■ Records shown
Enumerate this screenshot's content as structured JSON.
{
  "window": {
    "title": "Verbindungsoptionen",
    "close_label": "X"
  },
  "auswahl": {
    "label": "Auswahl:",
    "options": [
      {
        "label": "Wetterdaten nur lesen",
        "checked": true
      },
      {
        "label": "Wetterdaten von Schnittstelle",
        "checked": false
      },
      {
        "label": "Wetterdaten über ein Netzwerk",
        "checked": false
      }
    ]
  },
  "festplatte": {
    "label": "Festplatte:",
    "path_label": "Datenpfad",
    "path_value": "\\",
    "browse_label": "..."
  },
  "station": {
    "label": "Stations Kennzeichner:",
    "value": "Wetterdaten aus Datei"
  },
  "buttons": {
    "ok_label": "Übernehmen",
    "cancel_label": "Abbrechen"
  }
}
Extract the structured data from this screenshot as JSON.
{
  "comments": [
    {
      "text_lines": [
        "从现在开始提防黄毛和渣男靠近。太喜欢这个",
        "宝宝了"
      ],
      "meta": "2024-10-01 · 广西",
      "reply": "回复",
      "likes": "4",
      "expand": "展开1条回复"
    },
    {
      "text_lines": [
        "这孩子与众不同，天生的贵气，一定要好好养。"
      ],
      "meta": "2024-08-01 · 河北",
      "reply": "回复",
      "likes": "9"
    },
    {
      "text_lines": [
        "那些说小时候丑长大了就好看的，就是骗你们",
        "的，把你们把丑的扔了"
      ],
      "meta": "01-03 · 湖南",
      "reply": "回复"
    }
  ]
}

■ Directions for this task
Retype every entry word for word.

■ Response to the exercise
Enumerate this screenshot's content as structured JSON.
{
  "window": {
    "title": "Verbindungsoptionen",
    "close_label": "X"
  },
  "auswahl": {
    "label": "Auswahl:",
    "options": [
      {
        "label": "Wetterdaten nur lesen",
        "checked": true
      },
      {
        "label": "Wetterdaten von Schnittstelle",
        "checked": false
      },
      {
        "label": "Wetterdaten über ein Netzwerk",
        "checked": false
      }
    ]
  },
  "festplatte": {
    "label": "Festplatte:",
    "path_label": "Datenpfad",
    "path_value": "\\",
    "browse_label": "..."
  },
  "station": {
    "label": "Stations Kennzeichner:",
    "value": "Wetterdaten aus Datei"
  },
  "buttons": {
    "ok_label": "Übernehmen",
    "cancel_label": "Abbrechen"
  }
}
Extract the structured data from this screenshot as JSON.
{
  "comments": [
    {
      "text_lines": [
        "从现在开始提防黄毛和渣男靠近。太喜欢这个",
        "宝宝了"
      ],
      "meta": "2024-10-01 · 广西",
      "reply": "回复",
      "likes": "4",
      "expand": "展开1条回复"
    },
    {
      "text_lines": [
        "这孩子与众不同，天生的贵气，一定要好好养。"
      ],
      "meta": "2024-08-01 · 河北",
      "reply": "回复",
      "likes": "9"
    },
    {
      "text_lines": [
        "那些说小时候丑长大了就好看的，就是骗你们",
        "的，把你们把丑的扔了"
      ],
      "meta": "01-03 · 湖南",
      "reply": "回复"
    }
  ]
}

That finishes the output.